#### Directive:
Report the number of lines in the entries below that include the word "What", and nothing else.

#### Data lines:
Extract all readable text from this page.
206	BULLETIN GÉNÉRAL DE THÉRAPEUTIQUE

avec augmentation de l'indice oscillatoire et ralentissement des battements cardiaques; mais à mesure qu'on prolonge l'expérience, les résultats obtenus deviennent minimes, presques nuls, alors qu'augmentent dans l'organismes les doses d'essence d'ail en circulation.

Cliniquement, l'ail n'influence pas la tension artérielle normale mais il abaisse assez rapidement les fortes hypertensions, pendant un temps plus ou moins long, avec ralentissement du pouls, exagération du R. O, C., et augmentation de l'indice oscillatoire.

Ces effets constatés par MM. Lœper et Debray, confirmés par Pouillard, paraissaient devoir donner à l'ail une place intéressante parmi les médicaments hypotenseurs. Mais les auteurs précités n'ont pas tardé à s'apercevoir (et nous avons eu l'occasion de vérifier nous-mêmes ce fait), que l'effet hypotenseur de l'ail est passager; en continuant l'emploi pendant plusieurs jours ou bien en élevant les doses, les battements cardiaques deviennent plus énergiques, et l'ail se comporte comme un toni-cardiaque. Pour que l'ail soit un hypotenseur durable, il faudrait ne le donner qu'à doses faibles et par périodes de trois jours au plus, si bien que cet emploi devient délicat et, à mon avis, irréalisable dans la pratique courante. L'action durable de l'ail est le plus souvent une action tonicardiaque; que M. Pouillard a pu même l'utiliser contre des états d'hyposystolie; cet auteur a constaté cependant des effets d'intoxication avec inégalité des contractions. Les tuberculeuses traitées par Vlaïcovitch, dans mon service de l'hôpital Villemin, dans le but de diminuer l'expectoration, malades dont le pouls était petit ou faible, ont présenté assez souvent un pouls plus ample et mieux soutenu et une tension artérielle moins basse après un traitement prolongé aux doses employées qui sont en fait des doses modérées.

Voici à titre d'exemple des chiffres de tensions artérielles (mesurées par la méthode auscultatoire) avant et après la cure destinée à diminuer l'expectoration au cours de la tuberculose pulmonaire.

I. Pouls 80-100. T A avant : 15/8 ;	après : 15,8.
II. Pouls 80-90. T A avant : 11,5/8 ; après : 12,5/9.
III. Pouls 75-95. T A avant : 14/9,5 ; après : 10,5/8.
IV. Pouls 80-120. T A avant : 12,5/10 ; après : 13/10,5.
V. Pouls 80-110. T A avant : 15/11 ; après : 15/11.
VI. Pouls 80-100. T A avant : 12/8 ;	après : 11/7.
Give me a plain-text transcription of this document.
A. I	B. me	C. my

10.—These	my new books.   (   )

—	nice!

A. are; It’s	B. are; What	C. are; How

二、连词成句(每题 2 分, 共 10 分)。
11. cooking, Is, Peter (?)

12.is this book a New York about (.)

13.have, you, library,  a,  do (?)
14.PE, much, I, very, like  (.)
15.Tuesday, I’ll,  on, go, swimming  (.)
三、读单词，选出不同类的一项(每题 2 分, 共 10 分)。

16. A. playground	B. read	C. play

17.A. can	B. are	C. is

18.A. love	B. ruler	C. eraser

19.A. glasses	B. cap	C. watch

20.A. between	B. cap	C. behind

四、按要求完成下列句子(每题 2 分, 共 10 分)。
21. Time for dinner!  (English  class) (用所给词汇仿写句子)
--
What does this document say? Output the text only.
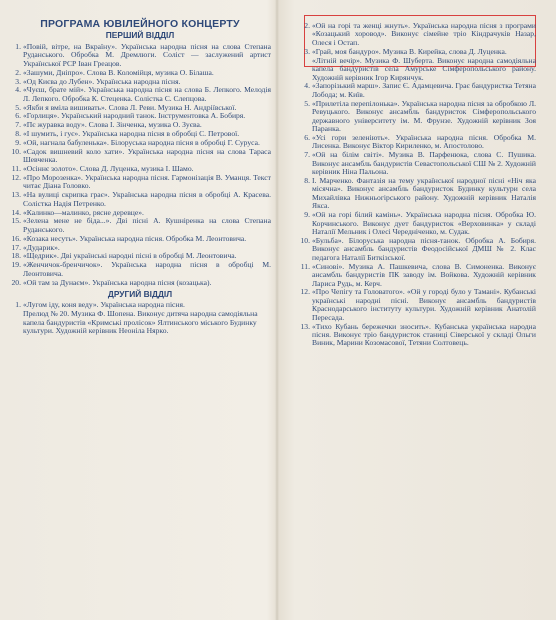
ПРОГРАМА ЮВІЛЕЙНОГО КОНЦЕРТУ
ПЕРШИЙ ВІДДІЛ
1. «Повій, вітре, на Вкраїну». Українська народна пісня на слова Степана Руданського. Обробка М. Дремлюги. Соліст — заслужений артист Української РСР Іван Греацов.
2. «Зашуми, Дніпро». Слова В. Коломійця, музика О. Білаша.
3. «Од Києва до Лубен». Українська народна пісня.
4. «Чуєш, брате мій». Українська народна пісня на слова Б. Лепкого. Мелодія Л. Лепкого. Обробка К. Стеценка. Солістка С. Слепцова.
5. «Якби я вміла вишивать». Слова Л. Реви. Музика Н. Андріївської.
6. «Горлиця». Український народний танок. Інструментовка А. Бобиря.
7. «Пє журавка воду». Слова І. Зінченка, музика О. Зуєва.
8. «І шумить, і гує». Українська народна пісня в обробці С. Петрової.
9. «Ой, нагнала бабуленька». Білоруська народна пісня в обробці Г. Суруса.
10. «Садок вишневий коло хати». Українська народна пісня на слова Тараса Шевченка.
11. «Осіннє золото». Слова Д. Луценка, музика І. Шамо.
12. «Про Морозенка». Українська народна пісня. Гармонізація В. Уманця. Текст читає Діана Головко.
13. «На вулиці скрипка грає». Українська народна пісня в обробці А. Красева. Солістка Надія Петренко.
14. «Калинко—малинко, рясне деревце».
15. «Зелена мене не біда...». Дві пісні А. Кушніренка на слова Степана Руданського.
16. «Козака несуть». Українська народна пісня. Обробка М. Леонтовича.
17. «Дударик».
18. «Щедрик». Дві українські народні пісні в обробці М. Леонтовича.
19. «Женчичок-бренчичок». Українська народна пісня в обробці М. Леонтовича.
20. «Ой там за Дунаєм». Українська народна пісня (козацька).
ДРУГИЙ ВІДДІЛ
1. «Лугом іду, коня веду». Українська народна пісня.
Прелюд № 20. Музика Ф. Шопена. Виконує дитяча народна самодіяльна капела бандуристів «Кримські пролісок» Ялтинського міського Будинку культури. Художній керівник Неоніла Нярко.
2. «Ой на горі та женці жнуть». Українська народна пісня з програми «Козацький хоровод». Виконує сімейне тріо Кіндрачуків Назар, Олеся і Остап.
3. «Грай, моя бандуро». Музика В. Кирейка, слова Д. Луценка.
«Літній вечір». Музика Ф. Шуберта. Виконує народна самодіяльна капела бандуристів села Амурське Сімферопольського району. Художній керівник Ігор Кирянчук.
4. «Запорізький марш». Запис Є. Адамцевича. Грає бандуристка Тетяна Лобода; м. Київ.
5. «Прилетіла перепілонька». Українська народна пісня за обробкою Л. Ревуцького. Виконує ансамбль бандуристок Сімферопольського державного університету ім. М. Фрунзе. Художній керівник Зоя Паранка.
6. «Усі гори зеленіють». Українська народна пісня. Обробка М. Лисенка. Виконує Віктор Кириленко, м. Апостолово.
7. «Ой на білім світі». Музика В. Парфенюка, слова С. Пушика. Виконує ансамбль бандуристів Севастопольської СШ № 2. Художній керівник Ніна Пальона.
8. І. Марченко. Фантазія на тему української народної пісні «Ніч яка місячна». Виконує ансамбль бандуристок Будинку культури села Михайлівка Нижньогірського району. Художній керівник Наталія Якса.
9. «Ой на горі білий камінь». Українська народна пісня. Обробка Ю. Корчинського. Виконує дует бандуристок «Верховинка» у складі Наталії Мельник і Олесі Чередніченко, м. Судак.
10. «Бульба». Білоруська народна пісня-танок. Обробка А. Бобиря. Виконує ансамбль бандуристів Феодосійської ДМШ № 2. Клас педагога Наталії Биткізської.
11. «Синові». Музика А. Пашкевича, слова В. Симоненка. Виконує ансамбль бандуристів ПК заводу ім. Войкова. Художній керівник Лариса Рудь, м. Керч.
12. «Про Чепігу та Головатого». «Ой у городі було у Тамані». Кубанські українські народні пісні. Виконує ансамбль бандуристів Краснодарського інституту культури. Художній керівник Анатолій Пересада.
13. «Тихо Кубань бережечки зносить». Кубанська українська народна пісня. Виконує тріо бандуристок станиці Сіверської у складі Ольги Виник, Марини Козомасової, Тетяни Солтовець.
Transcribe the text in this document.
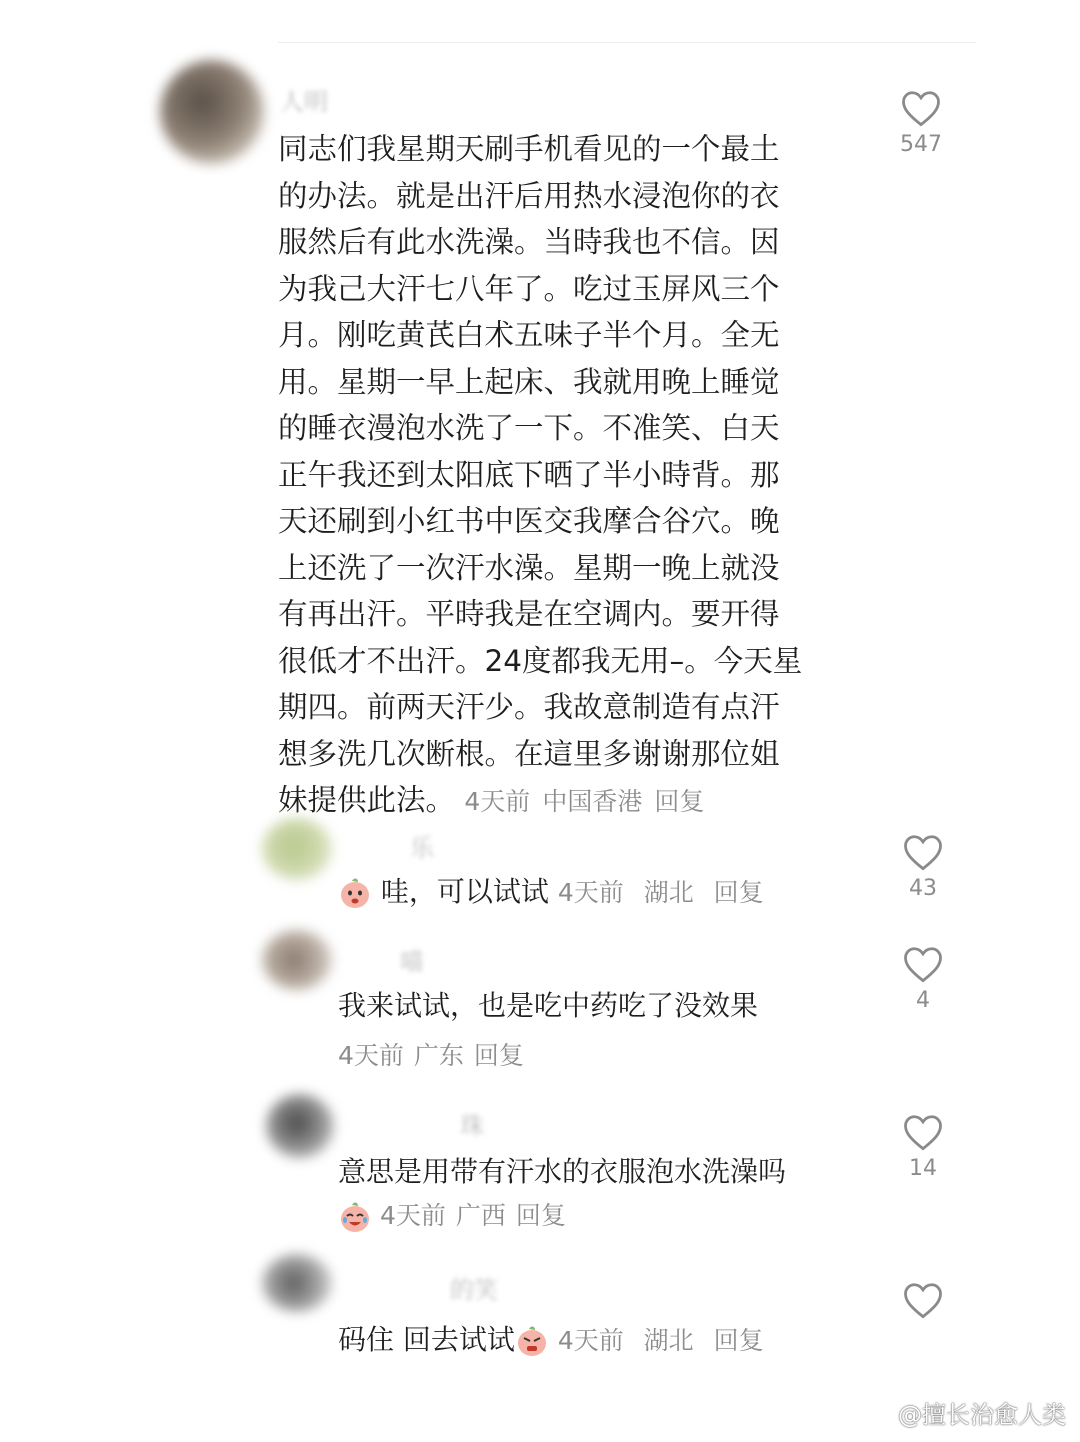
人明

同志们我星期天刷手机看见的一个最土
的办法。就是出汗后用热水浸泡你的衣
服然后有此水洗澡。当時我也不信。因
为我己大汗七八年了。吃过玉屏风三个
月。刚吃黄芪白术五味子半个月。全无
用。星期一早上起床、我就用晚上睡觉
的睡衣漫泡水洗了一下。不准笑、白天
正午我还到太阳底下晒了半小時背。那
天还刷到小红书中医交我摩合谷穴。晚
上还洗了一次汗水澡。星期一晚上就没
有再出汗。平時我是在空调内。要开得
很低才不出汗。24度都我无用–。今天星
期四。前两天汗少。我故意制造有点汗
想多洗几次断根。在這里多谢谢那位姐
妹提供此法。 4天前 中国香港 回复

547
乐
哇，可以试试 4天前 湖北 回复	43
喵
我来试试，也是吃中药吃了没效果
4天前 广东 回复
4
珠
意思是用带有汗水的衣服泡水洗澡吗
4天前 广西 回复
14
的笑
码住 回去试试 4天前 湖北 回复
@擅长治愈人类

#### Result:
2